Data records
_____

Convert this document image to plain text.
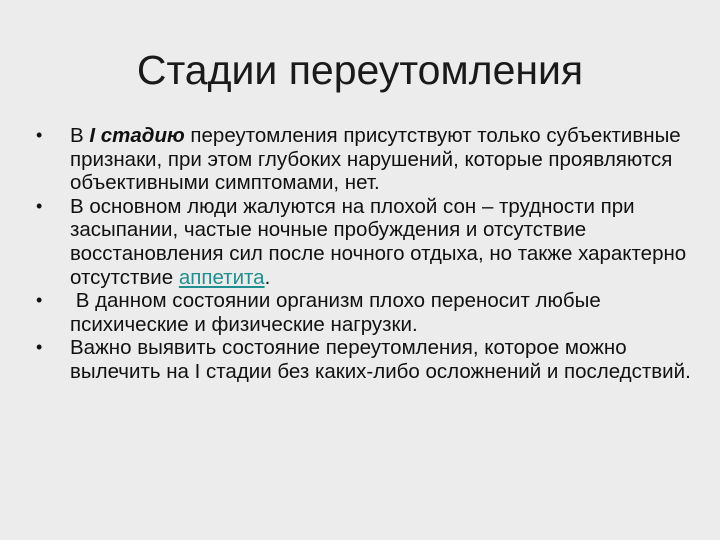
Стадии переутомления
•	В I стадию переутомления присутствуют только субъективные признаки, при этом глубоких нарушений, которые проявляются объективными симптомами, нет.
•	В основном люди жалуются на плохой сон – трудности при засыпании, частые ночные пробуждения и отсутствие восстановления сил после ночного отдыха, но также характерно отсутствие аппетита.
•	В данном состоянии организм плохо переносит любые психические и физические нагрузки.
•	Важно выявить состояние переутомления, которое можно вылечить на I стадии без каких-либо осложнений и последствий.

_____

= What you will do =
Repeat the data above exactly, but not the pictures.

= Final answer =
Convert this document image to plain text.
Стадии переутомления
•	В I стадию переутомления присутствуют только субъективные признаки, при этом глубоких нарушений, которые проявляются объективными симптомами, нет.
•	В основном люди жалуются на плохой сон – трудности при засыпании, частые ночные пробуждения и отсутствие восстановления сил после ночного отдыха, но также характерно отсутствие аппетита.
•	В данном состоянии организм плохо переносит любые психические и физические нагрузки.
•	Важно выявить состояние переутомления, которое можно вылечить на I стадии без каких-либо осложнений и последствий.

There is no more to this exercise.